- **과제 설명**: 자료의 첫 줄부터 시작하여 "bar-sequential-light-D <box>409 131" 문구가 포함된 줄에서 끝나는 부분을, 양 끝 줄을 포함하여 한 글자도 바꾸지 말고 그대로 옮겨 적으십시오.

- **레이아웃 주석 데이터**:
——————————
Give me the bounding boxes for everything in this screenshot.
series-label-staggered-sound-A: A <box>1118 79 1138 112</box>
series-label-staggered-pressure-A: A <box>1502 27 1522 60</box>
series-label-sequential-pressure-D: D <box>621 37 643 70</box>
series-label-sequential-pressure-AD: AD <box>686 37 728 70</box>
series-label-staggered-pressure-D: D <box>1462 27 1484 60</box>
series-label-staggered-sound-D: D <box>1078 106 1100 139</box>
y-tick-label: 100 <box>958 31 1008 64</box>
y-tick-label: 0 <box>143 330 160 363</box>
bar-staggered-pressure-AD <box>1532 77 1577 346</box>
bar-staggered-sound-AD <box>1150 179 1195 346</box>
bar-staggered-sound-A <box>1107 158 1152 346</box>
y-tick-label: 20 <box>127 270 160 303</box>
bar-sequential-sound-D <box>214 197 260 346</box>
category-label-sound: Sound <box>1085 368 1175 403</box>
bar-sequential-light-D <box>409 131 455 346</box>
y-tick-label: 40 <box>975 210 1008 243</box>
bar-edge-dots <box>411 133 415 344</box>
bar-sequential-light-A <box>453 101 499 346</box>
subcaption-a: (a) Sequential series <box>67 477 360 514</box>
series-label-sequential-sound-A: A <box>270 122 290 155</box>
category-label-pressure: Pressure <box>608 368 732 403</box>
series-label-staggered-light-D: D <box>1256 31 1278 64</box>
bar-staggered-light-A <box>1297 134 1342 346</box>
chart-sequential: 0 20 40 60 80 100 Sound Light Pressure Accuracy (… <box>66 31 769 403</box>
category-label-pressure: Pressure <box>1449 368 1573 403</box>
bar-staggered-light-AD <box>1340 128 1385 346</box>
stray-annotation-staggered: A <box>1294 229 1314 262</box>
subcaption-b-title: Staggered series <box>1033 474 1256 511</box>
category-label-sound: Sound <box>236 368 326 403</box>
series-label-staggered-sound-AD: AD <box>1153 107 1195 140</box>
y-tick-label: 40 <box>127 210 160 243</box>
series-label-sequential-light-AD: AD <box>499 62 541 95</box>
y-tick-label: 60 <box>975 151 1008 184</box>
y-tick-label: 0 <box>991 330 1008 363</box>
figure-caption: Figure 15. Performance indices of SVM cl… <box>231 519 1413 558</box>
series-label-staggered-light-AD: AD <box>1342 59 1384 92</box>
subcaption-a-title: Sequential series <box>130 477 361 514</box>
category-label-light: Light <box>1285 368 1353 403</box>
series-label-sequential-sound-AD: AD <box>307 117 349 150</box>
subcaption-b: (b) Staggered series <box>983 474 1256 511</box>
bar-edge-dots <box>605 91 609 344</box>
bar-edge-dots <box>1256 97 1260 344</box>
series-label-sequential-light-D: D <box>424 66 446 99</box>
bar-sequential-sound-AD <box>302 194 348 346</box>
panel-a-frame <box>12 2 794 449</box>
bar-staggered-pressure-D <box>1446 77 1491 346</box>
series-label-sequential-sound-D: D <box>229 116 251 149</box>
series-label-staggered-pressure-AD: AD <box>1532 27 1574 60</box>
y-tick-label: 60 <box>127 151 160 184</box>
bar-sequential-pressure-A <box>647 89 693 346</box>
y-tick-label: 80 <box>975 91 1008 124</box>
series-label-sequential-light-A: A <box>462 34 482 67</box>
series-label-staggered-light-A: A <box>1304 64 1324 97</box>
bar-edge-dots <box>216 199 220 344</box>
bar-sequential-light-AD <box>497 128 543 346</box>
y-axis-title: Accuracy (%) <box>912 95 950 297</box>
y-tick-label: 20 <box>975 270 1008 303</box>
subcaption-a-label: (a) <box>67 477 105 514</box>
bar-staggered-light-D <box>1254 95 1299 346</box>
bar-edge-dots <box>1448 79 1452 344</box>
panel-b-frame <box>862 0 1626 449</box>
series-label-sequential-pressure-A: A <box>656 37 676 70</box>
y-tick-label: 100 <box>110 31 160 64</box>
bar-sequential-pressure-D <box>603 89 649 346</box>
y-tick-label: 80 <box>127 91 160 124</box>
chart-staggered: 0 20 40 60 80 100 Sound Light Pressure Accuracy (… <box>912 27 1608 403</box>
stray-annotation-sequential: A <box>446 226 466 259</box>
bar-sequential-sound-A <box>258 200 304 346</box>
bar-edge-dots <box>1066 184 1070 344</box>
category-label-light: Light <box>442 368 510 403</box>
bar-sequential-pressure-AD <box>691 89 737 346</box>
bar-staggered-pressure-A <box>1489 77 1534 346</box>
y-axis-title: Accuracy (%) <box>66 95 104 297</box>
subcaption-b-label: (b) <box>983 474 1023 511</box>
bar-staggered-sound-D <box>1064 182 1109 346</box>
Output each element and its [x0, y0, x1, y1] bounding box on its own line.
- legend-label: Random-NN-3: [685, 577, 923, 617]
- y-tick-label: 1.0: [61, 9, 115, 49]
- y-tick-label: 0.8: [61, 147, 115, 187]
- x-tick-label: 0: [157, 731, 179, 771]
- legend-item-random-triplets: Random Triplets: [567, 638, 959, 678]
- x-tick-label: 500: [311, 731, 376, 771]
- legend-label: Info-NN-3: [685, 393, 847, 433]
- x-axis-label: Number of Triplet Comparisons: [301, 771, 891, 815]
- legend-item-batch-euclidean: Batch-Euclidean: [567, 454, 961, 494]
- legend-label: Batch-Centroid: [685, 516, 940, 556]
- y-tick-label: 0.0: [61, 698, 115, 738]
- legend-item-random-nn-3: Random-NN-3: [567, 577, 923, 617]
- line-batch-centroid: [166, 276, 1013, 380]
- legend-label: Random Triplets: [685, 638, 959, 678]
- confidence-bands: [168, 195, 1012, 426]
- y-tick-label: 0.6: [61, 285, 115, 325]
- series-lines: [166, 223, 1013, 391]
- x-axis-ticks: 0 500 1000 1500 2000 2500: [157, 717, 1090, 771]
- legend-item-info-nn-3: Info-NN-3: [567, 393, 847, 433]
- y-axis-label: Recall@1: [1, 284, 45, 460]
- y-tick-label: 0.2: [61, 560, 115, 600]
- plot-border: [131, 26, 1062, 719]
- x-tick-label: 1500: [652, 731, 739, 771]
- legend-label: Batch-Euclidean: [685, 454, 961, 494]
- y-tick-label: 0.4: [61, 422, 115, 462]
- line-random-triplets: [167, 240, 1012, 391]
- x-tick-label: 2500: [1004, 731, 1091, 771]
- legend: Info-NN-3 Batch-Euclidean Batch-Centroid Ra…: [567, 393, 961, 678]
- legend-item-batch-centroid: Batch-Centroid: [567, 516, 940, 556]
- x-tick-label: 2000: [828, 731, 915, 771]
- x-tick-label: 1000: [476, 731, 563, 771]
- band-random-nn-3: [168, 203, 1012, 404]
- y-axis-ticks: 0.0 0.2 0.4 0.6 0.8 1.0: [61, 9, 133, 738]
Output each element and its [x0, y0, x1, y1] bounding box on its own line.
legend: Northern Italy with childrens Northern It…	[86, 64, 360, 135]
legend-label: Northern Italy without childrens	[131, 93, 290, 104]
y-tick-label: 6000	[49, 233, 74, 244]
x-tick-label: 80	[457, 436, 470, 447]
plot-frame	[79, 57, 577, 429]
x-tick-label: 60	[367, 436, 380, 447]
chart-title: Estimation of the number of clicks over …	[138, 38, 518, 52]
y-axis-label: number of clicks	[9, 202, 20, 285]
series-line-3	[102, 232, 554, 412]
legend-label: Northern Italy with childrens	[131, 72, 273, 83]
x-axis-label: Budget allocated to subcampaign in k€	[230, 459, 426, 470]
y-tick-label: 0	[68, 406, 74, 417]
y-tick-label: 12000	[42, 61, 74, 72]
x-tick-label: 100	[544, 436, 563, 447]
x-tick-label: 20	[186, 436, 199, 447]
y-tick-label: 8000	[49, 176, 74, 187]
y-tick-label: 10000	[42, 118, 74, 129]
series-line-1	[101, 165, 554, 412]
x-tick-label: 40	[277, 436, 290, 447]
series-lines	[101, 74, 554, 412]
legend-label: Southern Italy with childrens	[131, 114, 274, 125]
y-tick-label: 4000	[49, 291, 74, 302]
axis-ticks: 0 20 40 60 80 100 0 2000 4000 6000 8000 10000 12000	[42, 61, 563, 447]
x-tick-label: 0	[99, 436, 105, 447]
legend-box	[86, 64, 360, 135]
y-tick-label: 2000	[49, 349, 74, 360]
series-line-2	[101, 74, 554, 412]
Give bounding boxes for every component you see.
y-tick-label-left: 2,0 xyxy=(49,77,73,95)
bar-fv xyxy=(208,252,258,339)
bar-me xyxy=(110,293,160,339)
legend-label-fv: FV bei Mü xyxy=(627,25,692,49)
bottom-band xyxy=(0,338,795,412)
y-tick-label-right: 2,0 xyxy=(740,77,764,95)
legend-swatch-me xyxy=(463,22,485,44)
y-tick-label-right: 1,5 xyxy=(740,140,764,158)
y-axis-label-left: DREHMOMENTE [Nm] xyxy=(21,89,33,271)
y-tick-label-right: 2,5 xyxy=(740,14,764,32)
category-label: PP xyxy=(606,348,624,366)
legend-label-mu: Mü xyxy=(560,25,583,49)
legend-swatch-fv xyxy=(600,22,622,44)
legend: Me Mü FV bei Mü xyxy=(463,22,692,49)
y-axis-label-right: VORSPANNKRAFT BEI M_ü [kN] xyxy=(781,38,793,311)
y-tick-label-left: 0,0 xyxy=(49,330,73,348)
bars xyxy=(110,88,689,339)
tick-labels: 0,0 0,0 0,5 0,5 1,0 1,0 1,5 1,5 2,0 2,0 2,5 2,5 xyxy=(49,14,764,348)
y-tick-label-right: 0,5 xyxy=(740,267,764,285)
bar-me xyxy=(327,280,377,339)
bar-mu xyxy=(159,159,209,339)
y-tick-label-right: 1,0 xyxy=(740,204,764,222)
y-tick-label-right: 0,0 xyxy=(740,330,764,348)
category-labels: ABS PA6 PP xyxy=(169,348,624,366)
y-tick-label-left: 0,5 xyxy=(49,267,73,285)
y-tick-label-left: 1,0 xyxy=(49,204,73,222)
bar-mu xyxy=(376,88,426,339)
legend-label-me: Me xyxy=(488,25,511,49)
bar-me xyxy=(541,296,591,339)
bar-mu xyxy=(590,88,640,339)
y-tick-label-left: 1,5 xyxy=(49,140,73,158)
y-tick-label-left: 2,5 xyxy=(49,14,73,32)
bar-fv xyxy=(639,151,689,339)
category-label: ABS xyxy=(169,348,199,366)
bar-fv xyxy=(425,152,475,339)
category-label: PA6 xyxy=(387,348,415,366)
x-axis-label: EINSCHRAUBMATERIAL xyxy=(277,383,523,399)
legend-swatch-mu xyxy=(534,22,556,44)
——————————
- **과제 결과**:
Give me the bounding boxes for everything in this screenshot.
series-label-staggered-sound-A: A <box>1118 79 1138 112</box>
series-label-staggered-pressure-A: A <box>1502 27 1522 60</box>
series-label-sequential-pressure-D: D <box>621 37 643 70</box>
series-label-sequential-pressure-AD: AD <box>686 37 728 70</box>
series-label-staggered-pressure-D: D <box>1462 27 1484 60</box>
series-label-staggered-sound-D: D <box>1078 106 1100 139</box>
y-tick-label: 100 <box>958 31 1008 64</box>
y-tick-label: 0 <box>143 330 160 363</box>
bar-staggered-pressure-AD <box>1532 77 1577 346</box>
bar-staggered-sound-AD <box>1150 179 1195 346</box>
bar-staggered-sound-A <box>1107 158 1152 346</box>
y-tick-label: 20 <box>127 270 160 303</box>
bar-sequential-sound-D <box>214 197 260 346</box>
category-label-sound: Sound <box>1085 368 1175 403</box>
bar-sequential-light-D <box>409 131 455 346</box>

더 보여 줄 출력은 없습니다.